Lines that include the word "паспортных" are the ones to copy.

━━━━━━━━

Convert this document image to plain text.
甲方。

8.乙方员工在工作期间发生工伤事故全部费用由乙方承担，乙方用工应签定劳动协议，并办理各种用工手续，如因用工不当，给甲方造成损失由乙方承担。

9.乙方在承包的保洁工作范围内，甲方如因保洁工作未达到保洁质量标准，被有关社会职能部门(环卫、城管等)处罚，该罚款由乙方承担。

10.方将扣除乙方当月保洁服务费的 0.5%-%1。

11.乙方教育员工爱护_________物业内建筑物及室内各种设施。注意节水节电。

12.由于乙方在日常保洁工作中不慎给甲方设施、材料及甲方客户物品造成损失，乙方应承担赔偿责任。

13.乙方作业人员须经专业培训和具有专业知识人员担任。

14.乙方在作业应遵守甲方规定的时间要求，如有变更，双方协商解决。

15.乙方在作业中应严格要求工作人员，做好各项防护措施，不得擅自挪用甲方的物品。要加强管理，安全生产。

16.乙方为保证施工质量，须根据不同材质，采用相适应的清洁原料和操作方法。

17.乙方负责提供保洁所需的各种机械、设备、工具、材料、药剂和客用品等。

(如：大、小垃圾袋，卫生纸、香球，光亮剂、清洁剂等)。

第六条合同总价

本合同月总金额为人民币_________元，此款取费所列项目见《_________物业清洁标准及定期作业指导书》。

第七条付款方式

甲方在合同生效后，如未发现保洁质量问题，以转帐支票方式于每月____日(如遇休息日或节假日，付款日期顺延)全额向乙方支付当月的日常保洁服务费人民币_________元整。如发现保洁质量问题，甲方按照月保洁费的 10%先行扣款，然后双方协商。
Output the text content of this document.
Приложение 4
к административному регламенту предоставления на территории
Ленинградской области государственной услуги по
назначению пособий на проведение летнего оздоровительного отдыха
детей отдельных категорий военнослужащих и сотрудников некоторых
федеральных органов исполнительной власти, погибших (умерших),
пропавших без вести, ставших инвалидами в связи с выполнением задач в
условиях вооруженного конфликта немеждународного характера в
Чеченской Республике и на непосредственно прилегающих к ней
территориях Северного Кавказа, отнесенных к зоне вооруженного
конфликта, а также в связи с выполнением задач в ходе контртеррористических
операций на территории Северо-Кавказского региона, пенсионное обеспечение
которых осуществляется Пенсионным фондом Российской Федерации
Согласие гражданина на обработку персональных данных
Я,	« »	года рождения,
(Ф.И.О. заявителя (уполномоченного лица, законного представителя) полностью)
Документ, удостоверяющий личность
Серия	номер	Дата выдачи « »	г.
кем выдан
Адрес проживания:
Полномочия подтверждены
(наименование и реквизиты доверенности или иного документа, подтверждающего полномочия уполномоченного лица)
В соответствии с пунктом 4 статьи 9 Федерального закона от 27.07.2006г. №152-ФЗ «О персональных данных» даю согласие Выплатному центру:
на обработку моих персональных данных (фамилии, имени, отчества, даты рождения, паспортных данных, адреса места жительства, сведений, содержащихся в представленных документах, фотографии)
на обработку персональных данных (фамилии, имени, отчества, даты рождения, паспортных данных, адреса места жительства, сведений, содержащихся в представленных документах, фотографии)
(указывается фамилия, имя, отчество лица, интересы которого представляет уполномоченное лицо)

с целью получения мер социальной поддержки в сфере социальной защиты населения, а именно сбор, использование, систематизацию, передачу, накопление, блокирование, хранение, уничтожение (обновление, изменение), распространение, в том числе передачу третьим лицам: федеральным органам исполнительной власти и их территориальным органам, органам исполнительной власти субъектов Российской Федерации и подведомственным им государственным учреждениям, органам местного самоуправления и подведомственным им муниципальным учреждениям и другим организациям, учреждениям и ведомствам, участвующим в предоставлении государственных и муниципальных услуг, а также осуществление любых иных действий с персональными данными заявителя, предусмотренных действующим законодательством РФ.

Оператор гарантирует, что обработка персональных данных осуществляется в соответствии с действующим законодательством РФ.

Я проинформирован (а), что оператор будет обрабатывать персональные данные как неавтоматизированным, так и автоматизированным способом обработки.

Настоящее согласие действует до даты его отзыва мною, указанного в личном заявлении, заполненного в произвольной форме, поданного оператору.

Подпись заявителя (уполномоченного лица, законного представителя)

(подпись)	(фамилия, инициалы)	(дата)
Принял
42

━━━━━━━━

[Written solution]
на обработку моих персональных данных (фамилии, имени, отчества, даты рождения, паспортных данных, адреса места жительства, сведений, содержащихся в представленных документах, фотографии)
на обработку персональных данных (фамилии, имени, отчества, даты рождения, паспортных данных, адреса места жительства, сведений, содержащихся в представленных документах, фотографии)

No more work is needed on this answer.